TASK TO COMPLETE:
Make an exact copy of the entries below.

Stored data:

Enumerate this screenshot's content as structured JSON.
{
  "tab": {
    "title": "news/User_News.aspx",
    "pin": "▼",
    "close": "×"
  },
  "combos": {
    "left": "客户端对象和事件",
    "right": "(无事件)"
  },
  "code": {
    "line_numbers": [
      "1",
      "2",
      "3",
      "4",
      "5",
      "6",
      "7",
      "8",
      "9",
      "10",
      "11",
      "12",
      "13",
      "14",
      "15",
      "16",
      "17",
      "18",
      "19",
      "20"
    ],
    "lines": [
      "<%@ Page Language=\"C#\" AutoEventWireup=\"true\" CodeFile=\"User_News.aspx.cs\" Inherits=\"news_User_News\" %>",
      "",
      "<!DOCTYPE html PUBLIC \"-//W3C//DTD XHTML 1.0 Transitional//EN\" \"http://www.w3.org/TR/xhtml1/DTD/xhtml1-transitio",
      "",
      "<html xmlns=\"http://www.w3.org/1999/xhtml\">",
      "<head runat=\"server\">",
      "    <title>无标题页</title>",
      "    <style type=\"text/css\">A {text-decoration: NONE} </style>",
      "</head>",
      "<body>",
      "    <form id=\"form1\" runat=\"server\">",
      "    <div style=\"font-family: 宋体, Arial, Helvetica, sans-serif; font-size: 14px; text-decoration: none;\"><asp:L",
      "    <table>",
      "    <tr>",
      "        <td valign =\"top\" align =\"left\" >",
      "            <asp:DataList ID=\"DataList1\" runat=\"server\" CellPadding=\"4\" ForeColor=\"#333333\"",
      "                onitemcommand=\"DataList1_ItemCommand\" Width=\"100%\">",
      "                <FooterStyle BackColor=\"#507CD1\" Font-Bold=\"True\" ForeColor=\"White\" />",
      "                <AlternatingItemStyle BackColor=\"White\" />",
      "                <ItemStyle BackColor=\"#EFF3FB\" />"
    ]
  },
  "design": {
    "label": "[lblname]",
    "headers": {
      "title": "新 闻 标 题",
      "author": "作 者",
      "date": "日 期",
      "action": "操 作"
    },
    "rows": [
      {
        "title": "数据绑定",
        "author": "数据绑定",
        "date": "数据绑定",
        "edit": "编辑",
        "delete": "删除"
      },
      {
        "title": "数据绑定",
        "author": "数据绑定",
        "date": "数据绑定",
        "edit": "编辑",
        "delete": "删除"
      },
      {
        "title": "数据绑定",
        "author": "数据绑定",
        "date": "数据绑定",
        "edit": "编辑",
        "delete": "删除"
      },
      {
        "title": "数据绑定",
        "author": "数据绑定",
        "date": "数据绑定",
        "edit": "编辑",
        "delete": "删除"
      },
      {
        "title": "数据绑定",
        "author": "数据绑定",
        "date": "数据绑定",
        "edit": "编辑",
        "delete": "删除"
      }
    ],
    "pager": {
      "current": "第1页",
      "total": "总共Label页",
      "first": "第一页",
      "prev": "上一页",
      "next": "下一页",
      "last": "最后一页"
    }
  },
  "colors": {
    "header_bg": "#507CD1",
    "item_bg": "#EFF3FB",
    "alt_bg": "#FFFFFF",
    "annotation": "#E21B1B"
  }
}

THE OUTPUT:
Enumerate this screenshot's content as structured JSON.
{
  "tab": {
    "title": "news/User_News.aspx",
    "pin": "▼",
    "close": "×"
  },
  "combos": {
    "left": "客户端对象和事件",
    "right": "(无事件)"
  },
  "code": {
    "line_numbers": [
      "1",
      "2",
      "3",
      "4",
      "5",
      "6",
      "7",
      "8",
      "9",
      "10",
      "11",
      "12",
      "13",
      "14",
      "15",
      "16",
      "17",
      "18",
      "19",
      "20"
    ],
    "lines": [
      "<%@ Page Language=\"C#\" AutoEventWireup=\"true\" CodeFile=\"User_News.aspx.cs\" Inherits=\"news_User_News\" %>",
      "",
      "<!DOCTYPE html PUBLIC \"-//W3C//DTD XHTML 1.0 Transitional//EN\" \"http://www.w3.org/TR/xhtml1/DTD/xhtml1-transitio",
      "",
      "<html xmlns=\"http://www.w3.org/1999/xhtml\">",
      "<head runat=\"server\">",
      "    <title>无标题页</title>",
      "    <style type=\"text/css\">A {text-decoration: NONE} </style>",
      "</head>",
      "<body>",
      "    <form id=\"form1\" runat=\"server\">",
      "    <div style=\"font-family: 宋体, Arial, Helvetica, sans-serif; font-size: 14px; text-decoration: none;\"><asp:L",
      "    <table>",
      "    <tr>",
      "        <td valign =\"top\" align =\"left\" >",
      "            <asp:DataList ID=\"DataList1\" runat=\"server\" CellPadding=\"4\" ForeColor=\"#333333\"",
      "                onitemcommand=\"DataList1_ItemCommand\" Width=\"100%\">",
      "                <FooterStyle BackColor=\"#507CD1\" Font-Bold=\"True\" ForeColor=\"White\" />",
      "                <AlternatingItemStyle BackColor=\"White\" />",
      "                <ItemStyle BackColor=\"#EFF3FB\" />"
    ]
  },
  "design": {
    "label": "[lblname]",
    "headers": {
      "title": "新 闻 标 题",
      "author": "作 者",
      "date": "日 期",
      "action": "操 作"
    },
    "rows": [
      {
        "title": "数据绑定",
        "author": "数据绑定",
        "date": "数据绑定",
        "edit": "编辑",
        "delete": "删除"
      },
      {
        "title": "数据绑定",
        "author": "数据绑定",
        "date": "数据绑定",
        "edit": "编辑",
        "delete": "删除"
      },
      {
        "title": "数据绑定",
        "author": "数据绑定",
        "date": "数据绑定",
        "edit": "编辑",
        "delete": "删除"
      },
      {
        "title": "数据绑定",
        "author": "数据绑定",
        "date": "数据绑定",
        "edit": "编辑",
        "delete": "删除"
      },
      {
        "title": "数据绑定",
        "author": "数据绑定",
        "date": "数据绑定",
        "edit": "编辑",
        "delete": "删除"
      }
    ],
    "pager": {
      "current": "第1页",
      "total": "总共Label页",
      "first": "第一页",
      "prev": "上一页",
      "next": "下一页",
      "last": "最后一页"
    }
  },
  "colors": {
    "header_bg": "#507CD1",
    "item_bg": "#EFF3FB",
    "alt_bg": "#FFFFFF",
    "annotation": "#E21B1B"
  }
}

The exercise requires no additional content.